Required work
Only lines with the word "市町村議会" are needed; collect each of them from the listing below.

————

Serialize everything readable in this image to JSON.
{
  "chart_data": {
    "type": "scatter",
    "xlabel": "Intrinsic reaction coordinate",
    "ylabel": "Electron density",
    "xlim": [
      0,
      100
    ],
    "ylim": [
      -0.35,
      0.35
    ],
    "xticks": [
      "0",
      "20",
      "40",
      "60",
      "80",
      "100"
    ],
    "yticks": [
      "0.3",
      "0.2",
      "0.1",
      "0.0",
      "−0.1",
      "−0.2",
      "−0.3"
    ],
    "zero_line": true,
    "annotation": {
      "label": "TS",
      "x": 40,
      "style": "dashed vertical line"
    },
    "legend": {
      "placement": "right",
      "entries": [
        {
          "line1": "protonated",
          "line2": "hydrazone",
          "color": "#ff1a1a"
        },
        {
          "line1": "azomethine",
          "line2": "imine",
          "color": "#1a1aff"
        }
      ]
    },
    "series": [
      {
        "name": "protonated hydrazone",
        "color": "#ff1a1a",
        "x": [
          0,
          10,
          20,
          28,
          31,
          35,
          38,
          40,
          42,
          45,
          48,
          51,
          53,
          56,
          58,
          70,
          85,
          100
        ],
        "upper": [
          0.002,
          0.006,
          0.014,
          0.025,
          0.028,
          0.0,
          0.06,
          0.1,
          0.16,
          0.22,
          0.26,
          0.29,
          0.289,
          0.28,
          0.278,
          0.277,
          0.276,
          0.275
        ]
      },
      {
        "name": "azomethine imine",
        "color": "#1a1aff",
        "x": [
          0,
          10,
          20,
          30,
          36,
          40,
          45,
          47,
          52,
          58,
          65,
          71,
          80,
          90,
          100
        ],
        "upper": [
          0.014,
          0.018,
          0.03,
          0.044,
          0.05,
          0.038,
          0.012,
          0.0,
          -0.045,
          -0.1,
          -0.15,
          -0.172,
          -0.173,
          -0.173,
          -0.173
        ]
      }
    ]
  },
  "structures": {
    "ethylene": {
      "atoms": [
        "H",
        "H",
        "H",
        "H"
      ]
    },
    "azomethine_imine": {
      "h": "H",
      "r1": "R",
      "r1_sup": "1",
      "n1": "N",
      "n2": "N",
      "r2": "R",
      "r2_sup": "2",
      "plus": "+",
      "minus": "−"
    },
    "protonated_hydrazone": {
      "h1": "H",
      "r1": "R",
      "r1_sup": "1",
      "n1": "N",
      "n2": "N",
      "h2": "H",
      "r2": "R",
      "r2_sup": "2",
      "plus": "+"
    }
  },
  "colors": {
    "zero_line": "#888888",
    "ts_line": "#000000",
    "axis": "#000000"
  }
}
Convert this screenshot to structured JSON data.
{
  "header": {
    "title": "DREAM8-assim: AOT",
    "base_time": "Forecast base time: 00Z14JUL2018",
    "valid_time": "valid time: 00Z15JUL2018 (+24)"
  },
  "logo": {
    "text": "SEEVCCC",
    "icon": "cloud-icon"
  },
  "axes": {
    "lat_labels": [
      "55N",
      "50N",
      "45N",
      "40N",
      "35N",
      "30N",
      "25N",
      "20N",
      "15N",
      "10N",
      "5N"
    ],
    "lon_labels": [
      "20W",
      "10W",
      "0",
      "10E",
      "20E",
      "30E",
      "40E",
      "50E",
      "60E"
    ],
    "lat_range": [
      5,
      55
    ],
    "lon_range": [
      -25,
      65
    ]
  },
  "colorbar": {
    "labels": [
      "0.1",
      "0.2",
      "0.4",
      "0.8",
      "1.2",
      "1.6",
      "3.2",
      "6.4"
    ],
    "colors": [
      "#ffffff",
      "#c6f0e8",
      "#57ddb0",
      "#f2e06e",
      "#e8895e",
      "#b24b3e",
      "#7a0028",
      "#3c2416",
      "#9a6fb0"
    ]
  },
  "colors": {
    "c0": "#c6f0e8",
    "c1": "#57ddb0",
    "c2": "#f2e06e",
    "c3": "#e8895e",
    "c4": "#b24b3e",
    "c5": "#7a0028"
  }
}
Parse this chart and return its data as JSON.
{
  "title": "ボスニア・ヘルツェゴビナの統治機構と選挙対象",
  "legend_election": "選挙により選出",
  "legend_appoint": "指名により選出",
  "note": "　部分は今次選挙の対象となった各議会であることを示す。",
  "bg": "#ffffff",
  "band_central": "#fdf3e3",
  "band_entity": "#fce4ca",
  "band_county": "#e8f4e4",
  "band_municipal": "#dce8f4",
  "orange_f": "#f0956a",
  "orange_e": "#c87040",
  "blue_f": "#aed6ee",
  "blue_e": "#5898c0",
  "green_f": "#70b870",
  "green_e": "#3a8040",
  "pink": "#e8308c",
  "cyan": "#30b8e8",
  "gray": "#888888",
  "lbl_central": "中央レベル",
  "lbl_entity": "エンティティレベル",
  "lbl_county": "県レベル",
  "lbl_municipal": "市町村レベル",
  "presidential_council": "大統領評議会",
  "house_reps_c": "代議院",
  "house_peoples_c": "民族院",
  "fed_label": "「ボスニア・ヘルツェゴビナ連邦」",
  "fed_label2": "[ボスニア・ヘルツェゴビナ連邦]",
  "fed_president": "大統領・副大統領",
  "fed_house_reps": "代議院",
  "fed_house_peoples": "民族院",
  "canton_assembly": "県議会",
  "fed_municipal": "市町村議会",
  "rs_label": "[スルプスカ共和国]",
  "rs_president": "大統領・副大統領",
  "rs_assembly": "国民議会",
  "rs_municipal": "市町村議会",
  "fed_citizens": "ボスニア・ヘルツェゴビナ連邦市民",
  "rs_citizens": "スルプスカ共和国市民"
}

————

Finished answer
  "fed_municipal": "市町村議会",
  "rs_municipal": "市町村議会",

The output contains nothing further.